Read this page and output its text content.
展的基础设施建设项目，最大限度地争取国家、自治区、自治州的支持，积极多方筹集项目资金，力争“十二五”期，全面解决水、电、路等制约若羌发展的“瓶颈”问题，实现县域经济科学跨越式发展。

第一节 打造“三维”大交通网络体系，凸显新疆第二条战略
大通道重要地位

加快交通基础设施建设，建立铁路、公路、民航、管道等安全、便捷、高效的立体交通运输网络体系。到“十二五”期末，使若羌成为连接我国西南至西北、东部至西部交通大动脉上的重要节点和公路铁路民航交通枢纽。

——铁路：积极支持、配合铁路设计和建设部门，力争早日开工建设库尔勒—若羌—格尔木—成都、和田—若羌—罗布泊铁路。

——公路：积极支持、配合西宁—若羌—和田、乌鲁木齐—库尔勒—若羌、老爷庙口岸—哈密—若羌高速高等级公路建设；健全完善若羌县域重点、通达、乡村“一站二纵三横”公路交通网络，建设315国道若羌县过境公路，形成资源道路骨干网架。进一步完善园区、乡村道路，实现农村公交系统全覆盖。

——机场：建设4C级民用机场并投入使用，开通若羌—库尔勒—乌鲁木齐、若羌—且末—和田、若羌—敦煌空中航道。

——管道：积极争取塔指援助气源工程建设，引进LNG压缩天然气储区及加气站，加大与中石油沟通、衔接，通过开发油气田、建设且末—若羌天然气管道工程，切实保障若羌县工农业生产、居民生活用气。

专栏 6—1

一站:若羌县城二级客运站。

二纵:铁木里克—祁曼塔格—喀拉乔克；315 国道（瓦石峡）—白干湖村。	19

*****

Return every record above exactly as it appears.

Read this page and output its text content.
展的基础设施建设项目，最大限度地争取国家、自治区、自治州的支持，积极多方筹集项目资金，力争“十二五”期，全面解决水、电、路等制约若羌发展的“瓶颈”问题，实现县域经济科学跨越式发展。

第一节 打造“三维”大交通网络体系，凸显新疆第二条战略
大通道重要地位

加快交通基础设施建设，建立铁路、公路、民航、管道等安全、便捷、高效的立体交通运输网络体系。到“十二五”期末，使若羌成为连接我国西南至西北、东部至西部交通大动脉上的重要节点和公路铁路民航交通枢纽。

——铁路：积极支持、配合铁路设计和建设部门，力争早日开工建设库尔勒—若羌—格尔木—成都、和田—若羌—罗布泊铁路。

——公路：积极支持、配合西宁—若羌—和田、乌鲁木齐—库尔勒—若羌、老爷庙口岸—哈密—若羌高速高等级公路建设；健全完善若羌县域重点、通达、乡村“一站二纵三横”公路交通网络，建设315国道若羌县过境公路，形成资源道路骨干网架。进一步完善园区、乡村道路，实现农村公交系统全覆盖。

——机场：建设4C级民用机场并投入使用，开通若羌—库尔勒—乌鲁木齐、若羌—且末—和田、若羌—敦煌空中航道。

——管道：积极争取塔指援助气源工程建设，引进LNG压缩天然气储区及加气站，加大与中石油沟通、衔接，通过开发油气田、建设且末—若羌天然气管道工程，切实保障若羌县工农业生产、居民生活用气。

专栏 6—1

一站:若羌县城二级客运站。

二纵:铁木里克—祁曼塔格—喀拉乔克；315 国道（瓦石峡）—白干湖村。	19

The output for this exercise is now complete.